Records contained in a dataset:
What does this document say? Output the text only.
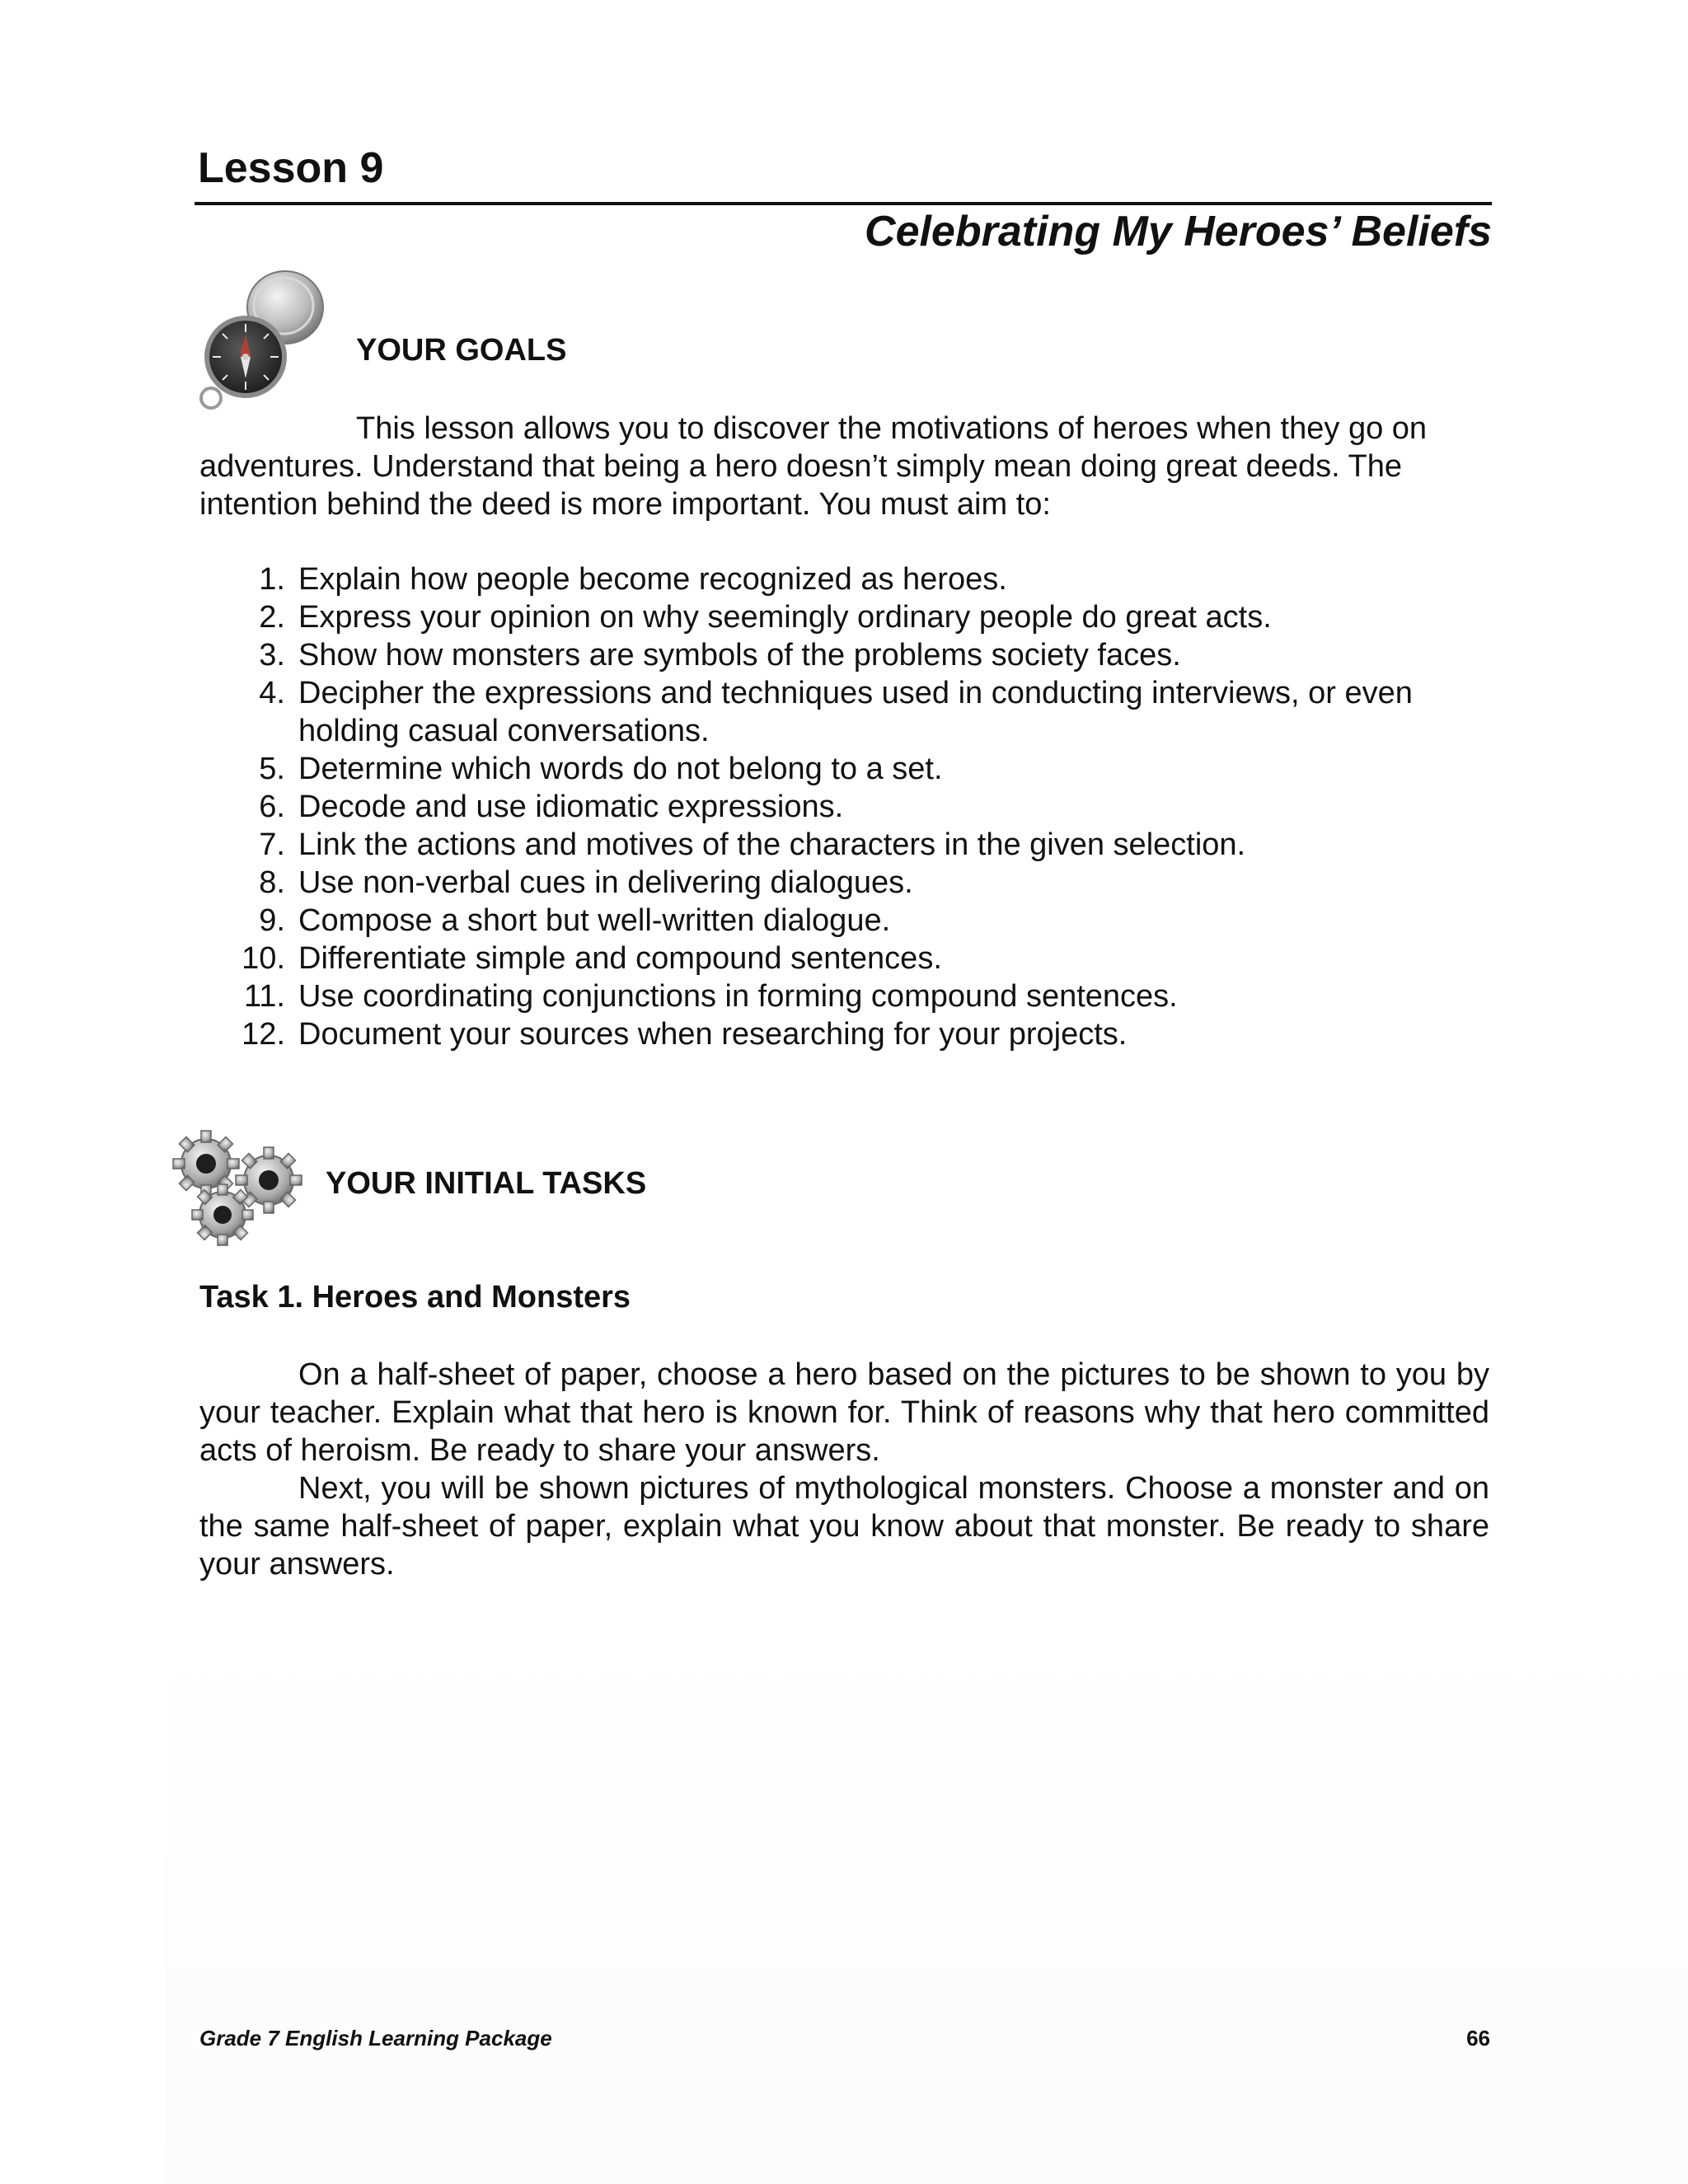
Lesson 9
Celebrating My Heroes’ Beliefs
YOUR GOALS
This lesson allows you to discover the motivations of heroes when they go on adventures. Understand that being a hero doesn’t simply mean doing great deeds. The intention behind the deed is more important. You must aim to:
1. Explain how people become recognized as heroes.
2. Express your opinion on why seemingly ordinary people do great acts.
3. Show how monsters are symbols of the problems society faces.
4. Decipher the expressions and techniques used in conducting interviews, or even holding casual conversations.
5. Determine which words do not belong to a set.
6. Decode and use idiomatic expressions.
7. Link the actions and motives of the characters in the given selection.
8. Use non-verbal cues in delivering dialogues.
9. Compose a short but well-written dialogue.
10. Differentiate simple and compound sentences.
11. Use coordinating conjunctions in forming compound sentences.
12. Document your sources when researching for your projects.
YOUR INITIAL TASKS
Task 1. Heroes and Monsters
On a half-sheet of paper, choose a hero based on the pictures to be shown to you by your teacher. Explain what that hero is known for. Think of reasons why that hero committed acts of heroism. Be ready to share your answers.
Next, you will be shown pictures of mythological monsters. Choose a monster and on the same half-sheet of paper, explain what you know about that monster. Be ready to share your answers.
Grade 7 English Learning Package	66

Task details: Without including any picture, retype the entries exactly.

Solution for this problem:
What does this document say? Output the text only.
Lesson 9
Celebrating My Heroes’ Beliefs
YOUR GOALS
This lesson allows you to discover the motivations of heroes when they go on adventures. Understand that being a hero doesn’t simply mean doing great deeds. The intention behind the deed is more important. You must aim to:
1. Explain how people become recognized as heroes.
2. Express your opinion on why seemingly ordinary people do great acts.
3. Show how monsters are symbols of the problems society faces.
4. Decipher the expressions and techniques used in conducting interviews, or even holding casual conversations.
5. Determine which words do not belong to a set.
6. Decode and use idiomatic expressions.
7. Link the actions and motives of the characters in the given selection.
8. Use non-verbal cues in delivering dialogues.
9. Compose a short but well-written dialogue.
10. Differentiate simple and compound sentences.
11. Use coordinating conjunctions in forming compound sentences.
12. Document your sources when researching for your projects.
YOUR INITIAL TASKS
Task 1. Heroes and Monsters
On a half-sheet of paper, choose a hero based on the pictures to be shown to you by your teacher. Explain what that hero is known for. Think of reasons why that hero committed acts of heroism. Be ready to share your answers.
Next, you will be shown pictures of mythological monsters. Choose a monster and on the same half-sheet of paper, explain what you know about that monster. Be ready to share your answers.
Grade 7 English Learning Package	66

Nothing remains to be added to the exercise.